## AIM OF THE EXERCISE
Copy the entries below exactly. Images do not belong in the copy.

## Records from a dataset
⁂

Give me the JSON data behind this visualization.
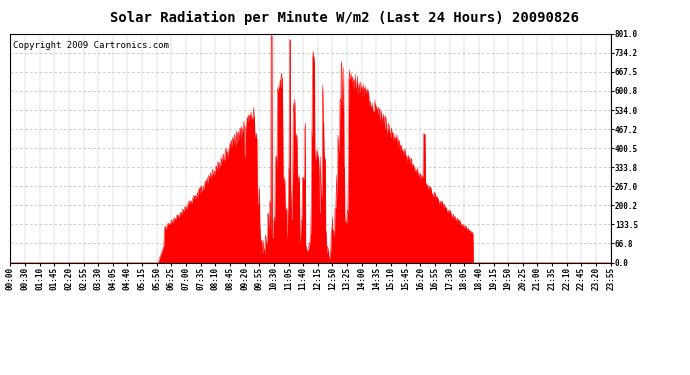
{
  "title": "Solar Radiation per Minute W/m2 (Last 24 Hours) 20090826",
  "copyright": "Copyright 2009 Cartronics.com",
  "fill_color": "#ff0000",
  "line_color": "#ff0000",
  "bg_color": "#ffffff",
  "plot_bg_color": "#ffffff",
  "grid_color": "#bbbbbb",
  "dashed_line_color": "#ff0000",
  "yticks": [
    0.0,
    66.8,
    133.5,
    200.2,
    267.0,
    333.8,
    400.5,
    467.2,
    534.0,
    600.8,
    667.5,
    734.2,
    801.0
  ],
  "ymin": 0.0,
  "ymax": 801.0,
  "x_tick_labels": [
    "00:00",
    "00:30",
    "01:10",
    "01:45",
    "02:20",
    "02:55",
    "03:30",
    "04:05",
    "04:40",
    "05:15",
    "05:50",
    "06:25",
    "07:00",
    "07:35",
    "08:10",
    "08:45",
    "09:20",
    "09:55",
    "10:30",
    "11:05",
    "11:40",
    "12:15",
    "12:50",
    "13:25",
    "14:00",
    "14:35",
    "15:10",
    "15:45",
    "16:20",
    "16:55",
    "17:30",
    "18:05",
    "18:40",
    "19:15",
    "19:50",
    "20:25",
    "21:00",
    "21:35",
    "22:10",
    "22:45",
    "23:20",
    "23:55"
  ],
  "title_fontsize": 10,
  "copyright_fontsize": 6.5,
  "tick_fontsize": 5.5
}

⁂

## SOLUTION TO THE EXERCISE
Give me the JSON data behind this visualization.
{
  "title": "Solar Radiation per Minute W/m2 (Last 24 Hours) 20090826",
  "copyright": "Copyright 2009 Cartronics.com",
  "fill_color": "#ff0000",
  "line_color": "#ff0000",
  "bg_color": "#ffffff",
  "plot_bg_color": "#ffffff",
  "grid_color": "#bbbbbb",
  "dashed_line_color": "#ff0000",
  "yticks": [
    0.0,
    66.8,
    133.5,
    200.2,
    267.0,
    333.8,
    400.5,
    467.2,
    534.0,
    600.8,
    667.5,
    734.2,
    801.0
  ],
  "ymin": 0.0,
  "ymax": 801.0,
  "x_tick_labels": [
    "00:00",
    "00:30",
    "01:10",
    "01:45",
    "02:20",
    "02:55",
    "03:30",
    "04:05",
    "04:40",
    "05:15",
    "05:50",
    "06:25",
    "07:00",
    "07:35",
    "08:10",
    "08:45",
    "09:20",
    "09:55",
    "10:30",
    "11:05",
    "11:40",
    "12:15",
    "12:50",
    "13:25",
    "14:00",
    "14:35",
    "15:10",
    "15:45",
    "16:20",
    "16:55",
    "17:30",
    "18:05",
    "18:40",
    "19:15",
    "19:50",
    "20:25",
    "21:00",
    "21:35",
    "22:10",
    "22:45",
    "23:20",
    "23:55"
  ],
  "title_fontsize": 10,
  "copyright_fontsize": 6.5,
  "tick_fontsize": 5.5
}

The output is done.